■ Tarefas a realizar:
[a] Transcreva sem alterações a passagem do texto sobre o Plantão da Globo que vai de "A vinheta mais" até "de ícones mundiais.".
[b] Responda, por favor, às perguntas abaixo com base no texto sobre o Plantão da Globo:
(i) Em que data a vinheta estreou oficialmente?
(ii) Que palavra acompanhava a mão aberta exibida no Carnaval da década de 1970?
(iii) Que cargo Boni ocupava na emissora naquela época?

De Senna a Marília Mendonça: A trajetória histórica do Plantão da Globo
Conheça a história e os bastidores da vinheta que paralisou o Brasil em momentos de tragédia, guerra e comoção nacional ao longo de 35 anos.

A vinheta mais emblemática da TV brasileira completou décadas de história, marcando momentos decisivos como as mortes de Ayrton Senna e Pelé, além de eventos globais como o 11 de setembro. Relembre os bastidores e as coberturas que pararam o país.
A trilha sonora do Plantão da Globo é, sem dúvida, um dos sons mais impactantes e reconhecíveis da cultura popular brasileira. Criada para sinalizar eventos de extrema urgência, a vinheta — que apresenta microfones girando em torno do globo terrestre — tornou-se um símbolo de interrupção da rotina nacional. Desde sua estreia oficial em 21 de maio de 1991, quando Marcos Hummel anunciou o atentado que vitimou o ex-primeiro-ministro indiano Rajiv Gandhi, o formato se consolidou como a principal ferramenta de "breaking news" da emissora carioca, parando o país para relatar desde tragédias aéreas até conquistas históricas e mortes de ícones mundiais.
A origem desse modelo de boletim extraordinário remonta à década de 1970, em um contexto inusitado durante o Carnaval. José Bonifácio de Oliveira Sobrinho, o Boni, então vice-presidente de Operações, precisava localizar urgentemente uma autoridade da Riotur que não atendia aos chamados da emissora. A solução foi colocar no ar uma mão aberta com a palavra “Atenção”, solicitando que o coronel entrasse em contato. O que nasceu como um "recado público" evoluiu para o "JN Extra" e, posteriormente, para formatos fragmentados em cada telejornal. Foi apenas na década de 1990 que a Globo padronizou a identidade visual e sonora que conhecemos hoje, buscando uma unidade que transmitisse autoridade e agilidade em qualquer horário da programação.

■ Informações fornecidas:

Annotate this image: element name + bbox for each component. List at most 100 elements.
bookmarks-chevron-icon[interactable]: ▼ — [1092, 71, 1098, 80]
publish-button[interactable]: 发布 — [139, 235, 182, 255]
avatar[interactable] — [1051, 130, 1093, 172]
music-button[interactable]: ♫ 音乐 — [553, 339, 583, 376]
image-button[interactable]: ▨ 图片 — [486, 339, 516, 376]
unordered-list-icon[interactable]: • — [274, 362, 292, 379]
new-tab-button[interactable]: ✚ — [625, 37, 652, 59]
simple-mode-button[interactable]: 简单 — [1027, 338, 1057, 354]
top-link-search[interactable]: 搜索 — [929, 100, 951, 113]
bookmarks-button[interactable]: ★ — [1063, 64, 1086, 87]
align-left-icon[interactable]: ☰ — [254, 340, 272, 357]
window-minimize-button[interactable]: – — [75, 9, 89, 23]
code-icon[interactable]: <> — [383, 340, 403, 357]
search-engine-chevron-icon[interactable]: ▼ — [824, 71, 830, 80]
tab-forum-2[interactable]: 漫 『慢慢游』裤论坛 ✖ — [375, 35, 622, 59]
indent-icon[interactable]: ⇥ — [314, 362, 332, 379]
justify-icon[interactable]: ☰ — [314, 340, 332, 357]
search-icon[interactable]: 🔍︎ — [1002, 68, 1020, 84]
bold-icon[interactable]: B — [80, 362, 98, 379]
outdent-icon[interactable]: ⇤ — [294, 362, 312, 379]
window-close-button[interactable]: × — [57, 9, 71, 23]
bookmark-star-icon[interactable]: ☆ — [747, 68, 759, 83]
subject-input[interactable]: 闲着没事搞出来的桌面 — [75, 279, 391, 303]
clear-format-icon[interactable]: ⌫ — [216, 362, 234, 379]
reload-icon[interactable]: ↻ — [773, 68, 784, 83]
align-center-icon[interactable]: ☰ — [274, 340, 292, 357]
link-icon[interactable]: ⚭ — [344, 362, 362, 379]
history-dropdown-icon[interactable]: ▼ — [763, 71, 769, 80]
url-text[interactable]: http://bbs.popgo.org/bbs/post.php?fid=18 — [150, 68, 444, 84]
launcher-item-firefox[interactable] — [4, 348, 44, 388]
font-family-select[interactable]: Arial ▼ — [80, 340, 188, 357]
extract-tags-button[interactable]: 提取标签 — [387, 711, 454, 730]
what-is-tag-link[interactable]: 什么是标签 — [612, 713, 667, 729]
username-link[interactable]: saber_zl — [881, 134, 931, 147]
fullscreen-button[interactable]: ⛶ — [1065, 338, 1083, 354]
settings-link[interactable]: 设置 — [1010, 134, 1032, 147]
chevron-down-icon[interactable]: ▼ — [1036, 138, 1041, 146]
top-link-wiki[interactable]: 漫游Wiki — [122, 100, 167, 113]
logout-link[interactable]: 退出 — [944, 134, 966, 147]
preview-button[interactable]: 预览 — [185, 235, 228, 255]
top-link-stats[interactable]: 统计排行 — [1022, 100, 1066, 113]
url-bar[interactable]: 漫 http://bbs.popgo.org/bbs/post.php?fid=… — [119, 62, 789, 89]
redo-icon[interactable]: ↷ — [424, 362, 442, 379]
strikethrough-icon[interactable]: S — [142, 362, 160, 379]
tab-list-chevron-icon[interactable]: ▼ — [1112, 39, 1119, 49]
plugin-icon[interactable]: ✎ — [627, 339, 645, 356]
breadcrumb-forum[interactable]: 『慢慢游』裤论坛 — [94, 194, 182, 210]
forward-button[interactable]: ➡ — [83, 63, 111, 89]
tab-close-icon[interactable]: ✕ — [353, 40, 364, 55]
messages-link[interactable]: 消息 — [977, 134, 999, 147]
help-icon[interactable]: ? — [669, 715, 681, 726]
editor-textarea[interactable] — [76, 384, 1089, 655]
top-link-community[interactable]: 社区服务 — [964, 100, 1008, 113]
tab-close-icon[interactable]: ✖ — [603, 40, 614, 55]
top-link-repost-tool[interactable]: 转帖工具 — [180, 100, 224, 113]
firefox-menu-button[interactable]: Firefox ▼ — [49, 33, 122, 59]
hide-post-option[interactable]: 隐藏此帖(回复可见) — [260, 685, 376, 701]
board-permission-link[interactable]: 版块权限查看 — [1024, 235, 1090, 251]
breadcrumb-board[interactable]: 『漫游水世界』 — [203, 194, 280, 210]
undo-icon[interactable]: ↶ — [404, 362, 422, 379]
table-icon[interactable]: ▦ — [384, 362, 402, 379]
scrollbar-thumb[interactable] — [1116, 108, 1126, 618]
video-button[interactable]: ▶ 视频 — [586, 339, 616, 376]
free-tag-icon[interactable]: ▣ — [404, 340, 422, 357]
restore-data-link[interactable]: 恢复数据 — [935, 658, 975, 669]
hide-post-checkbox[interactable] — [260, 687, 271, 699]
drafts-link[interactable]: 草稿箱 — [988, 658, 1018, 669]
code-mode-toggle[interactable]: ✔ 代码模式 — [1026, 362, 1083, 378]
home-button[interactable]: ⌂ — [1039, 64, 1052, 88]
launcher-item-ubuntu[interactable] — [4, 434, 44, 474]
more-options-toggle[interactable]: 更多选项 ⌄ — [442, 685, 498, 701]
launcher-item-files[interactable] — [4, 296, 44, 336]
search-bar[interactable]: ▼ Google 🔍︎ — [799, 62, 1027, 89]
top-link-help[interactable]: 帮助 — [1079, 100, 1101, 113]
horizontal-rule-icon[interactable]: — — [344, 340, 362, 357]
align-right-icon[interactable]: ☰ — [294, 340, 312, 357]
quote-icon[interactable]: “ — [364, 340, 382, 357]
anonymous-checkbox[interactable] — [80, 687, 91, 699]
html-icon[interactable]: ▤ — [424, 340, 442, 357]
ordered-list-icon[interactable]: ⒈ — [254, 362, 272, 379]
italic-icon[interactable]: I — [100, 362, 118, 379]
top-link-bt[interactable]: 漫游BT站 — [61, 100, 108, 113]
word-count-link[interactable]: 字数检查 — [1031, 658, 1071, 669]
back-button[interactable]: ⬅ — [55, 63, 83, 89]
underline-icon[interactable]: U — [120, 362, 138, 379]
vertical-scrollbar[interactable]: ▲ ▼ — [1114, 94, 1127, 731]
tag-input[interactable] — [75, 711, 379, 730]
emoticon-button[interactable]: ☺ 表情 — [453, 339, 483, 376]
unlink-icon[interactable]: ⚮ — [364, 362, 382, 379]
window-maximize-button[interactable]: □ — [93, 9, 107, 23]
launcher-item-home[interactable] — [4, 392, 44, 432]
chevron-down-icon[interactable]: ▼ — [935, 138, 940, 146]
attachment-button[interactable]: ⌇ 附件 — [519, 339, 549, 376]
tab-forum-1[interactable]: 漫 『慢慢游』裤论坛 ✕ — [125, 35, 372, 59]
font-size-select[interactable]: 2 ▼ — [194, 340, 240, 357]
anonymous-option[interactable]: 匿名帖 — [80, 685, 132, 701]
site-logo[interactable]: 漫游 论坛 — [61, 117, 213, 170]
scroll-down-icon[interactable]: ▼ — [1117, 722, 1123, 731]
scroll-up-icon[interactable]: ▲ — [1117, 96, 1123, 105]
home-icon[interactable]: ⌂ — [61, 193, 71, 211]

■ Soluções das tarefas:
[a]
A vinheta mais emblemática da TV brasileira completou décadas de história, marcando momentos decisivos como as mortes de Ayrton Senna e Pelé, além de eventos globais como o 11 de setembro. Relembre os bastidores e as coberturas que pararam o país.
A trilha sonora do Plantão da Globo é, sem dúvida, um dos sons mais impactantes e reconhecíveis da cultura popular brasileira. Criada para sinalizar eventos de extrema urgência, a vinheta — que apresenta microfones girando em torno do globo terrestre — tornou-se um símbolo de interrupção da rotina nacional. Desde sua estreia oficial em 21 de maio de 1991, quando Marcos Hummel anunciou o atentado que vitimou o ex-primeiro-ministro indiano Rajiv Gandhi, o formato se consolidou como a principal ferramenta de "breaking news" da emissora carioca, parando o país para relatar desde tragédias aéreas até conquistas históricas e mortes de ícones mundiais.

[b]
(i) Em 21 de maio de 1991.
(ii) A palavra "Atenção".
(iii) Vice-presidente de Operações.